[START]

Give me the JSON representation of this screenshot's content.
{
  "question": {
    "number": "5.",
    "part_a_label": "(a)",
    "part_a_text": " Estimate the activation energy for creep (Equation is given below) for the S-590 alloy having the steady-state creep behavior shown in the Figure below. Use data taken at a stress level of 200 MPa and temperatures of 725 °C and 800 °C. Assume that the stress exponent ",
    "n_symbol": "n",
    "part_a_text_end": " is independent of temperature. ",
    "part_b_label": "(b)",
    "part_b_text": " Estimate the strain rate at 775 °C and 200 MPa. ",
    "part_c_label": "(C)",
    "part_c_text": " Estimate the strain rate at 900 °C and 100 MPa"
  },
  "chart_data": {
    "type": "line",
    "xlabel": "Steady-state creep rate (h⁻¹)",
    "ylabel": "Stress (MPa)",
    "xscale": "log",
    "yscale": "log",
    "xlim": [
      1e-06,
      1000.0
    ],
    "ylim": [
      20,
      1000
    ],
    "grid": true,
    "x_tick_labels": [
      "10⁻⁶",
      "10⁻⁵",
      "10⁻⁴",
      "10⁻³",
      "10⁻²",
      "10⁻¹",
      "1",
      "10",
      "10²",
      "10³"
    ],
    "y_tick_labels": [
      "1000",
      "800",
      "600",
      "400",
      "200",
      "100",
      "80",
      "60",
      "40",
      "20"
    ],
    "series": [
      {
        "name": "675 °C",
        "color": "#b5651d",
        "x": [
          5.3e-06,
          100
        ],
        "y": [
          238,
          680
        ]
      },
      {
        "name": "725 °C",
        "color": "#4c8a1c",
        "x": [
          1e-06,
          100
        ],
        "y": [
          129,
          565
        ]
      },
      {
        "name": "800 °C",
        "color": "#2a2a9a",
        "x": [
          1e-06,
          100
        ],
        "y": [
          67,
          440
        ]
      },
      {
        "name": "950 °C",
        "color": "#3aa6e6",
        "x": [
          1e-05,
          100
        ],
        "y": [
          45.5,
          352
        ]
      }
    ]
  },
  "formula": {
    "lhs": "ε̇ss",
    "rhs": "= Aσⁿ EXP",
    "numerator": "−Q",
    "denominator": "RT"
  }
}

[END]

[TASK TO COMPLETE]
Reproduce the complete set of lines precisely as supplied.

[RESPONSE BELOW]
Give me the JSON representation of this screenshot's content.
{
  "question": {
    "number": "5.",
    "part_a_label": "(a)",
    "part_a_text": " Estimate the activation energy for creep (Equation is given below) for the S-590 alloy having the steady-state creep behavior shown in the Figure below. Use data taken at a stress level of 200 MPa and temperatures of 725 °C and 800 °C. Assume that the stress exponent ",
    "n_symbol": "n",
    "part_a_text_end": " is independent of temperature. ",
    "part_b_label": "(b)",
    "part_b_text": " Estimate the strain rate at 775 °C and 200 MPa. ",
    "part_c_label": "(C)",
    "part_c_text": " Estimate the strain rate at 900 °C and 100 MPa"
  },
  "chart_data": {
    "type": "line",
    "xlabel": "Steady-state creep rate (h⁻¹)",
    "ylabel": "Stress (MPa)",
    "xscale": "log",
    "yscale": "log",
    "xlim": [
      1e-06,
      1000.0
    ],
    "ylim": [
      20,
      1000
    ],
    "grid": true,
    "x_tick_labels": [
      "10⁻⁶",
      "10⁻⁵",
      "10⁻⁴",
      "10⁻³",
      "10⁻²",
      "10⁻¹",
      "1",
      "10",
      "10²",
      "10³"
    ],
    "y_tick_labels": [
      "1000",
      "800",
      "600",
      "400",
      "200",
      "100",
      "80",
      "60",
      "40",
      "20"
    ],
    "series": [
      {
        "name": "675 °C",
        "color": "#b5651d",
        "x": [
          5.3e-06,
          100
        ],
        "y": [
          238,
          680
        ]
      },
      {
        "name": "725 °C",
        "color": "#4c8a1c",
        "x": [
          1e-06,
          100
        ],
        "y": [
          129,
          565
        ]
      },
      {
        "name": "800 °C",
        "color": "#2a2a9a",
        "x": [
          1e-06,
          100
        ],
        "y": [
          67,
          440
        ]
      },
      {
        "name": "950 °C",
        "color": "#3aa6e6",
        "x": [
          1e-05,
          100
        ],
        "y": [
          45.5,
          352
        ]
      }
    ]
  },
  "formula": {
    "lhs": "ε̇ss",
    "rhs": "= Aσⁿ EXP",
    "numerator": "−Q",
    "denominator": "RT"
  }
}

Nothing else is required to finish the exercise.